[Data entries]
..........

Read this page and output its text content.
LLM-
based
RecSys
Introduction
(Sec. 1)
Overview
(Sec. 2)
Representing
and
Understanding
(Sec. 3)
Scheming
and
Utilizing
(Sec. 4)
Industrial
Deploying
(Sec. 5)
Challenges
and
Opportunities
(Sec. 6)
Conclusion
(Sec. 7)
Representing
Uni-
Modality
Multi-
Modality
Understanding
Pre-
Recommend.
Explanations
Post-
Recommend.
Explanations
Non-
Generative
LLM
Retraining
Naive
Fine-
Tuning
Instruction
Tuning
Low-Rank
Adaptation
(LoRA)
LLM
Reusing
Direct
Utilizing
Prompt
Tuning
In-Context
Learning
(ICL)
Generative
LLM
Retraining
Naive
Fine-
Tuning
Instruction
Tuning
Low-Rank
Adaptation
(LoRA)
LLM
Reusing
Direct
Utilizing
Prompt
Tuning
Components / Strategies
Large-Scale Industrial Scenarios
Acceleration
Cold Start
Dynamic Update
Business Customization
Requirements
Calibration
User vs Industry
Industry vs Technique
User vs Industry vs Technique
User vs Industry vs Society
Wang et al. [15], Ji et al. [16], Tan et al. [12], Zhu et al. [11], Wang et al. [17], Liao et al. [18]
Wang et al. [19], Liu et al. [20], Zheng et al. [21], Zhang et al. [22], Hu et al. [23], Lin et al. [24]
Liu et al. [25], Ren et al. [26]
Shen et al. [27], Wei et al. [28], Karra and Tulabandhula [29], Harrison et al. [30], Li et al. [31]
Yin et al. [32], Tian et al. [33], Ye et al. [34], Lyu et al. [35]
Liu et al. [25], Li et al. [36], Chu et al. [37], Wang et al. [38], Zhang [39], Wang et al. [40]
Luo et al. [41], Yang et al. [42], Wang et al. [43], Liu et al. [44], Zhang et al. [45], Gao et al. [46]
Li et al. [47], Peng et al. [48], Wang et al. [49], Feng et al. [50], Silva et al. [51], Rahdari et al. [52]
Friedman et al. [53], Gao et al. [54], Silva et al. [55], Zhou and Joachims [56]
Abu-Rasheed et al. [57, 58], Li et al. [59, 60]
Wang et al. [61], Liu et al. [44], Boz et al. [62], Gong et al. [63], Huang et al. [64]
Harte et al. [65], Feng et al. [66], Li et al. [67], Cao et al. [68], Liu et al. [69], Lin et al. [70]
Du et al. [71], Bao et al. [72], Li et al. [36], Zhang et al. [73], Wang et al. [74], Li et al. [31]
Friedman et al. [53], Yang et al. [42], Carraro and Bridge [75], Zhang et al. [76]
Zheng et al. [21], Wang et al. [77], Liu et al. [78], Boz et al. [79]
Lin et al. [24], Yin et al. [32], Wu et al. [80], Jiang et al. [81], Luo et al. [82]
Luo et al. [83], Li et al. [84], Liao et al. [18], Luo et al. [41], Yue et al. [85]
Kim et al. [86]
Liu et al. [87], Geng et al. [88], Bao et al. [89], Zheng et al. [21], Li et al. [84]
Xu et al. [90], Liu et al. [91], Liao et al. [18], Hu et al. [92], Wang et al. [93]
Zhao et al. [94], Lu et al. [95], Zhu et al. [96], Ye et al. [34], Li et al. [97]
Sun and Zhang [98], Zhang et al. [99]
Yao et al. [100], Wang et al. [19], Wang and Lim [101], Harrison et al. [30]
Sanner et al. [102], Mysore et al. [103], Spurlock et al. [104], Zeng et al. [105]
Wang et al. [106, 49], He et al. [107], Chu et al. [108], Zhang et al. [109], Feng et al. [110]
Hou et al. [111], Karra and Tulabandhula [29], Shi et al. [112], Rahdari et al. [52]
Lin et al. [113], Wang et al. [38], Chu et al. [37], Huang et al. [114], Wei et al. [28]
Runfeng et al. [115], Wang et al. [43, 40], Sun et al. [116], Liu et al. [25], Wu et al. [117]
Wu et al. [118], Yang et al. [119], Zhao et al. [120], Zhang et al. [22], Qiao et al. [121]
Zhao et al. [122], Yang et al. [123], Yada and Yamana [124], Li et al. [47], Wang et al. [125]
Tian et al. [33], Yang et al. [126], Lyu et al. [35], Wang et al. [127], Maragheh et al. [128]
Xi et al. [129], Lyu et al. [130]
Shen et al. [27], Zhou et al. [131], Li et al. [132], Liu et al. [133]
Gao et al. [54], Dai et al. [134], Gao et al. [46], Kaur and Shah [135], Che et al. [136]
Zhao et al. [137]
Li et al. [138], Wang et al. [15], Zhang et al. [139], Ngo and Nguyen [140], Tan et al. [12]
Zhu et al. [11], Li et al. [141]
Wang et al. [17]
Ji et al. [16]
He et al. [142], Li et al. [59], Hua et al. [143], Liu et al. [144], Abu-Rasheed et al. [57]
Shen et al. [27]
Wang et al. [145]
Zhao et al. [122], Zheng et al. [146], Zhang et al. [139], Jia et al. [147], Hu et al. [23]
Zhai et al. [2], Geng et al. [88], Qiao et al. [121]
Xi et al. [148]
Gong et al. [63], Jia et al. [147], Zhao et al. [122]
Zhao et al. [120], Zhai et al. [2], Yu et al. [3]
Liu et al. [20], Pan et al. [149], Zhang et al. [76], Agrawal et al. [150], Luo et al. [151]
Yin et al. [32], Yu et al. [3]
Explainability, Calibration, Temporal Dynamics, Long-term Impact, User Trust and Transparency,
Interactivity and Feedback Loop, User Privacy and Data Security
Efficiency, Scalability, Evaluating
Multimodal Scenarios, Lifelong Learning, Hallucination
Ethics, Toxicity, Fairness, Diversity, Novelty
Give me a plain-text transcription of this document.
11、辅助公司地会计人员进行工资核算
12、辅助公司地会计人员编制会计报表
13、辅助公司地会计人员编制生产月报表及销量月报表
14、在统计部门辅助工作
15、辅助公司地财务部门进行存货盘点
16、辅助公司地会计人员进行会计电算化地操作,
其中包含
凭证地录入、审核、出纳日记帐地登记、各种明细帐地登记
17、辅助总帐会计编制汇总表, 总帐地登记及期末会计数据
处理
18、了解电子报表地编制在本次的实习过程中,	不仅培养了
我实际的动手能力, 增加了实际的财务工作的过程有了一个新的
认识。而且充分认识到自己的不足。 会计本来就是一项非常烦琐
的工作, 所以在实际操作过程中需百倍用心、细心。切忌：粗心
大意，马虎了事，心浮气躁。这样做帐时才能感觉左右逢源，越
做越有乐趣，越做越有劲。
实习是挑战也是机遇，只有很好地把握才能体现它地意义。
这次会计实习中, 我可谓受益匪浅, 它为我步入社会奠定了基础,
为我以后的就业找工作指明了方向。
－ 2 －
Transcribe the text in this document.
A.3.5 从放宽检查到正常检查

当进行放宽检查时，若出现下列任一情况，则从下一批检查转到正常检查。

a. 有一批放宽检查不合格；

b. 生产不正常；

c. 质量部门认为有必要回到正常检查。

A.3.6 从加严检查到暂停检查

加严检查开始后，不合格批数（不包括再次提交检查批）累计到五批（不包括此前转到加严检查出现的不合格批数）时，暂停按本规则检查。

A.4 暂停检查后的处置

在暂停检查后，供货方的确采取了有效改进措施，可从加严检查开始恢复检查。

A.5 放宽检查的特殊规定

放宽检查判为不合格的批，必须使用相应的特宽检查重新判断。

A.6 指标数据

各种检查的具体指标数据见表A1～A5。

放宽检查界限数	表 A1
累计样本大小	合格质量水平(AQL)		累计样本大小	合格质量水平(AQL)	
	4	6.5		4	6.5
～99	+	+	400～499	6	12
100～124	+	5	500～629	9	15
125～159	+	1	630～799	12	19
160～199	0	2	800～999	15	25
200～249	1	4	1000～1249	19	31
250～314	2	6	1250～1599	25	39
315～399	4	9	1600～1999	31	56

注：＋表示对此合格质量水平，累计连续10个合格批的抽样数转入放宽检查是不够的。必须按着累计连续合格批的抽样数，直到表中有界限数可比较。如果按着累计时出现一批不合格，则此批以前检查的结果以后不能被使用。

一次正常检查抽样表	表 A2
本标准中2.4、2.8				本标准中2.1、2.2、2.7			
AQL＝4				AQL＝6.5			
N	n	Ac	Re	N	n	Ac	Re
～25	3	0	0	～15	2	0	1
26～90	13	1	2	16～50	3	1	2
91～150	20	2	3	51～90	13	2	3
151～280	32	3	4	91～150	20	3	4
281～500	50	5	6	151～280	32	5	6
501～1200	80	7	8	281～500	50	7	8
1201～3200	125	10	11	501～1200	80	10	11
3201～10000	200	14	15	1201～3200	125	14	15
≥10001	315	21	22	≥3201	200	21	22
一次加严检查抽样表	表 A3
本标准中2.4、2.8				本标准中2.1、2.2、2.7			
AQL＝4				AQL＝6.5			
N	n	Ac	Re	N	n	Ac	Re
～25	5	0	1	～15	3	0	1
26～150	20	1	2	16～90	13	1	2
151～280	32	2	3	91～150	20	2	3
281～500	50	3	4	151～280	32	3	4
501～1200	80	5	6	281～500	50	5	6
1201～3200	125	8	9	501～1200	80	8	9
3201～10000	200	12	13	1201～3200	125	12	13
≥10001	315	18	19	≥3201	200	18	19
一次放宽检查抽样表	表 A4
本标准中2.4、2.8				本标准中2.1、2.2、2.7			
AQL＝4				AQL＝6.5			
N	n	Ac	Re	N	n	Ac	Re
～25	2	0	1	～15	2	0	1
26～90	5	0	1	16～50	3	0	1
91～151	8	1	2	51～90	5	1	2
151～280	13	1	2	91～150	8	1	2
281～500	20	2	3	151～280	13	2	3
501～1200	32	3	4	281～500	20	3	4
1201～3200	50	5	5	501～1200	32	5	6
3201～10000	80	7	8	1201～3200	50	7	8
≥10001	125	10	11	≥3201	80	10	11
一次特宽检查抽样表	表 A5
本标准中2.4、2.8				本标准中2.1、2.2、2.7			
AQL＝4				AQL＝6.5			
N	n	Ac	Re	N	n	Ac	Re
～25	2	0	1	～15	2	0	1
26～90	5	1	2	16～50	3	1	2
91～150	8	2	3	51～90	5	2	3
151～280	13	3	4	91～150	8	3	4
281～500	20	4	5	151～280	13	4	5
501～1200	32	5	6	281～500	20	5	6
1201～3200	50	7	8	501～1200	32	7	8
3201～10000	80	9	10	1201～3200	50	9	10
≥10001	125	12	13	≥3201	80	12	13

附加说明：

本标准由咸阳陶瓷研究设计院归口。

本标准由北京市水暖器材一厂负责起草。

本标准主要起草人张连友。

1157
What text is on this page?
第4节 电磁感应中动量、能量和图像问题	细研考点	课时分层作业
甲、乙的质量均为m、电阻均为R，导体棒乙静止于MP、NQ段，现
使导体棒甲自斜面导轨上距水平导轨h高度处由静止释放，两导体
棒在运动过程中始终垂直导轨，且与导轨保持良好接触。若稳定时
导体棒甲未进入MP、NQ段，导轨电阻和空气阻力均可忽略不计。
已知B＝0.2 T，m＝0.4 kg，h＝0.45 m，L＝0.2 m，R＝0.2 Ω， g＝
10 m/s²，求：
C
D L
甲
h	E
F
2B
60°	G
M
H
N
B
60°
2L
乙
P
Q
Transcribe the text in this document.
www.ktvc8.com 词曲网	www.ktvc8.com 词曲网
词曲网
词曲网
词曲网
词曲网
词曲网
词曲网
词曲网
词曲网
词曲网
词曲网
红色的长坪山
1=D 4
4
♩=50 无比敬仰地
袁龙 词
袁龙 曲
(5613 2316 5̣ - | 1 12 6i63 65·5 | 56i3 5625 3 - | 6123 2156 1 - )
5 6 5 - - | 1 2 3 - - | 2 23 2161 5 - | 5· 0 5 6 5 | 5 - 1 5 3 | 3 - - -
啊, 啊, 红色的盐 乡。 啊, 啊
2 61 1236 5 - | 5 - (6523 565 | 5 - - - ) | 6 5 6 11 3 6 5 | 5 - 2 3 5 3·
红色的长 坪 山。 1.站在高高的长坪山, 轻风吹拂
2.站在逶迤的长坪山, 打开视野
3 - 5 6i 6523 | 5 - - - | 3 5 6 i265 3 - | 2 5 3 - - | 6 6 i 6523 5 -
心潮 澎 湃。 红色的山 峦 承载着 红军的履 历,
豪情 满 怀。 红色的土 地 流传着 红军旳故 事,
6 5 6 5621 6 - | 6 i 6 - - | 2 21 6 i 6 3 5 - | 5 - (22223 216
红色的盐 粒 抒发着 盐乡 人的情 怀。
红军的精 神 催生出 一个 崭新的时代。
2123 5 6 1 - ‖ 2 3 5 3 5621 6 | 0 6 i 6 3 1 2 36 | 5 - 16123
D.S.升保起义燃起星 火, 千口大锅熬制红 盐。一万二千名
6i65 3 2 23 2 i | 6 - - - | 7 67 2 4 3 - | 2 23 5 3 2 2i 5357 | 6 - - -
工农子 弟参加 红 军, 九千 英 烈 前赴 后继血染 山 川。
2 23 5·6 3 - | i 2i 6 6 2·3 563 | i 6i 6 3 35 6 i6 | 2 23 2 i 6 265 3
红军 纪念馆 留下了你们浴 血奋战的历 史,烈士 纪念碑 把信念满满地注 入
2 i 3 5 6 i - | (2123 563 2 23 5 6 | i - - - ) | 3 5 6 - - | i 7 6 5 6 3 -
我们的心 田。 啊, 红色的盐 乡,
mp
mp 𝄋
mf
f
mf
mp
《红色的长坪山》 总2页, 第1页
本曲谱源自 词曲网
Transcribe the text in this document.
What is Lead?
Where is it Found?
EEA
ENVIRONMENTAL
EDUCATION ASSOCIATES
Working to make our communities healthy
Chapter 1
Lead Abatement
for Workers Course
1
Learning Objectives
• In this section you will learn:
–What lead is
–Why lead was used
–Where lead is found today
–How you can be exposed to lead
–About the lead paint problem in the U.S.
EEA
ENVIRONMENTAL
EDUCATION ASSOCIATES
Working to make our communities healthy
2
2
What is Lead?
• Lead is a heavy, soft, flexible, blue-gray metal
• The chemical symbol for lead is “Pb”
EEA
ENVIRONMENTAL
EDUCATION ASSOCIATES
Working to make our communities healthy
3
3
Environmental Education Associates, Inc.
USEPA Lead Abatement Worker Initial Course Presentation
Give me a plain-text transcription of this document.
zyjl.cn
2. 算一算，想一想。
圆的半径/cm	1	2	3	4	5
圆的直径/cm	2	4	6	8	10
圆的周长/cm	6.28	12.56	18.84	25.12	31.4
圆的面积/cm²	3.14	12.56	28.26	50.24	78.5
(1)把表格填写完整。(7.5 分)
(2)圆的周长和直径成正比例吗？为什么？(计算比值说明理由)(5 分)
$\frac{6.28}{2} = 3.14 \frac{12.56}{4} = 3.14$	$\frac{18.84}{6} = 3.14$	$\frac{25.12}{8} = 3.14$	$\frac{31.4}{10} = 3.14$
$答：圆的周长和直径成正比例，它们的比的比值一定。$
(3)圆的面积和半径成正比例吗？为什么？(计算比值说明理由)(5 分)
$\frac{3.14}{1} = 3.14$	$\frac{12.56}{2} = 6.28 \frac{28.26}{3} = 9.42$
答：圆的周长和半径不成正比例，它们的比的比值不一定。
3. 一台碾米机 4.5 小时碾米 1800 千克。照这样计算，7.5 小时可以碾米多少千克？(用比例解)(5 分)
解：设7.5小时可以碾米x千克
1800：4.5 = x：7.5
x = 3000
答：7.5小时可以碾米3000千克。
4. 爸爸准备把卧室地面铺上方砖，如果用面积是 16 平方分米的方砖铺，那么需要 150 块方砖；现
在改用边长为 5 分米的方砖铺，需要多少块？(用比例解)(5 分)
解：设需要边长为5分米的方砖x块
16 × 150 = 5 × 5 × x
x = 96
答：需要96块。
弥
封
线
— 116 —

..........

Find every line of the data that holds the string "Geng", then say how many there are and nothing else.

• Finished answer: 2